>> BEGIN

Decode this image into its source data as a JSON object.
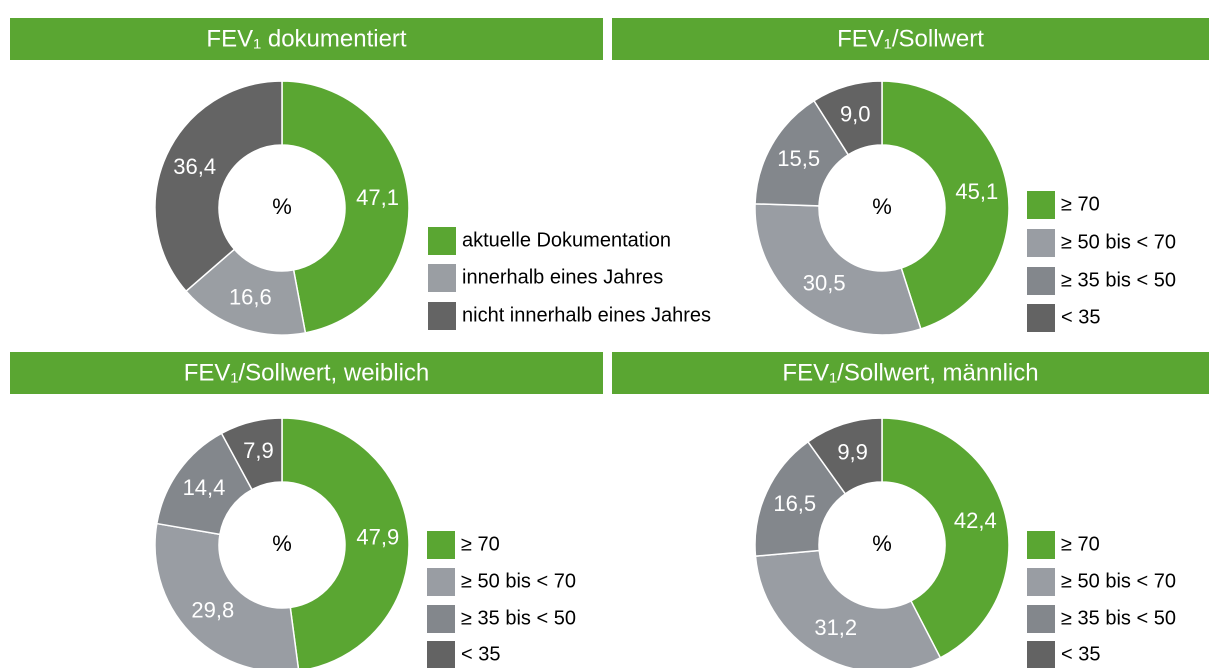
{
  "chart_data": [
    {
      "type": "pie",
      "title": "FEV₁ dokumentiert",
      "center_label": "%",
      "categories": [
        "aktuelle Dokumentation",
        "innerhalb eines Jahres",
        "nicht innerhalb eines Jahres"
      ],
      "values": [
        47.1,
        16.6,
        36.4
      ],
      "value_labels": [
        "47,1",
        "16,6",
        "36,4"
      ],
      "colors": [
        "#5aa632",
        "#9a9ea3",
        "#646464"
      ]
    },
    {
      "type": "pie",
      "title": "FEV₁/Sollwert",
      "center_label": "%",
      "categories": [
        "≥ 70",
        "≥ 50 bis < 70",
        "≥ 35 bis < 50",
        "< 35"
      ],
      "values": [
        45.1,
        30.5,
        15.5,
        9.0
      ],
      "value_labels": [
        "45,1",
        "30,5",
        "15,5",
        "9,0"
      ],
      "colors": [
        "#5aa632",
        "#999da3",
        "#83878c",
        "#636363"
      ]
    },
    {
      "type": "pie",
      "title": "FEV₁/Sollwert, weiblich",
      "center_label": "%",
      "categories": [
        "≥ 70",
        "≥ 50 bis < 70",
        "≥ 35 bis < 50",
        "< 35"
      ],
      "values": [
        47.9,
        29.8,
        14.4,
        7.9
      ],
      "value_labels": [
        "47,9",
        "29,8",
        "14,4",
        "7,9"
      ],
      "colors": [
        "#5aa632",
        "#999da3",
        "#83878c",
        "#636363"
      ]
    },
    {
      "type": "pie",
      "title": "FEV₁/Sollwert, männlich",
      "center_label": "%",
      "categories": [
        "≥ 70",
        "≥ 50 bis < 70",
        "≥ 35 bis < 50",
        "< 35"
      ],
      "values": [
        42.4,
        31.2,
        16.5,
        9.9
      ],
      "value_labels": [
        "42,4",
        "31,2",
        "16,5",
        "9,9"
      ],
      "colors": [
        "#5aa632",
        "#999da3",
        "#83878c",
        "#636363"
      ]
    }
  ]
}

>> END

Given instruction: Collect each line above holding the string "FEV₁".

Finished exercise:
      "title": "FEV₁ dokumentiert",
      "title": "FEV₁/Sollwert",
      "title": "FEV₁/Sollwert, weiblich",
      "title": "FEV₁/Sollwert, männlich",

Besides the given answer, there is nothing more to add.